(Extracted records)
**********

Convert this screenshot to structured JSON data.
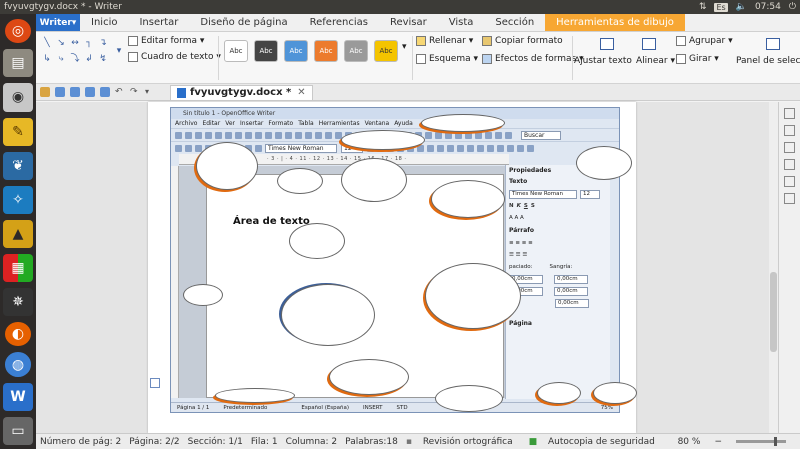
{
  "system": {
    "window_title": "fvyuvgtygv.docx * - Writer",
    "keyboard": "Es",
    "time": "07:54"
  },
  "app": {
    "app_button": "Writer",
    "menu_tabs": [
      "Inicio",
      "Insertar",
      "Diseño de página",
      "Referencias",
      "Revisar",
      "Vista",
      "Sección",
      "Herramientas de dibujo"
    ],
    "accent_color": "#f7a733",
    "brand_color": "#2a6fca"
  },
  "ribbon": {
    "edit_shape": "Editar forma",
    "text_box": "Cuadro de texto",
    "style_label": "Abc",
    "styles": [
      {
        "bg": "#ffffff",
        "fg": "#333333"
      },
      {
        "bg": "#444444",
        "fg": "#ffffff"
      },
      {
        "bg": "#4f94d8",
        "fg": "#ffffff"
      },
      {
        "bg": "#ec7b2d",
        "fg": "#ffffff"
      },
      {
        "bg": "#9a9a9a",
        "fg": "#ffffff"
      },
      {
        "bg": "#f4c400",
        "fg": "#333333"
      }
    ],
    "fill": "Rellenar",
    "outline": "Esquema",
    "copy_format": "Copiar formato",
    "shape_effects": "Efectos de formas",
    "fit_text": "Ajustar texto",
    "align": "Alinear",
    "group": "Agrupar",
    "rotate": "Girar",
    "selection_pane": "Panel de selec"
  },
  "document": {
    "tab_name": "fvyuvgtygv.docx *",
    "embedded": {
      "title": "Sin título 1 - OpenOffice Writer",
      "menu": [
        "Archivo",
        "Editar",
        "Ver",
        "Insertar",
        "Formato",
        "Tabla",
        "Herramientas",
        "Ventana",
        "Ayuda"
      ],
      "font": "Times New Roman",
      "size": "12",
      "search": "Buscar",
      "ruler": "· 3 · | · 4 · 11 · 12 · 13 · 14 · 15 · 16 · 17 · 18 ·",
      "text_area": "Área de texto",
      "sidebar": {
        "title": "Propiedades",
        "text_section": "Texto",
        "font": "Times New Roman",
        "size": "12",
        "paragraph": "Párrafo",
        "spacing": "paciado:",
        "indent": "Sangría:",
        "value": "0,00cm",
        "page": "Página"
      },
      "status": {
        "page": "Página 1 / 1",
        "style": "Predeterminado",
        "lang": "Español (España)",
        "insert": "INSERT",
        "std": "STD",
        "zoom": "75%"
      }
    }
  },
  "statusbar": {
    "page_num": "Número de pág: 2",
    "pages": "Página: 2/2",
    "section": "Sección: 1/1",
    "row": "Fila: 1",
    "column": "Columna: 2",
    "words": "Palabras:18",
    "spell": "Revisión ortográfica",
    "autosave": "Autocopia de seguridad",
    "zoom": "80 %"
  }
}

**********

Looking at the records above, count the lines where the word "font" appears. State only the number.

- Written reply:
2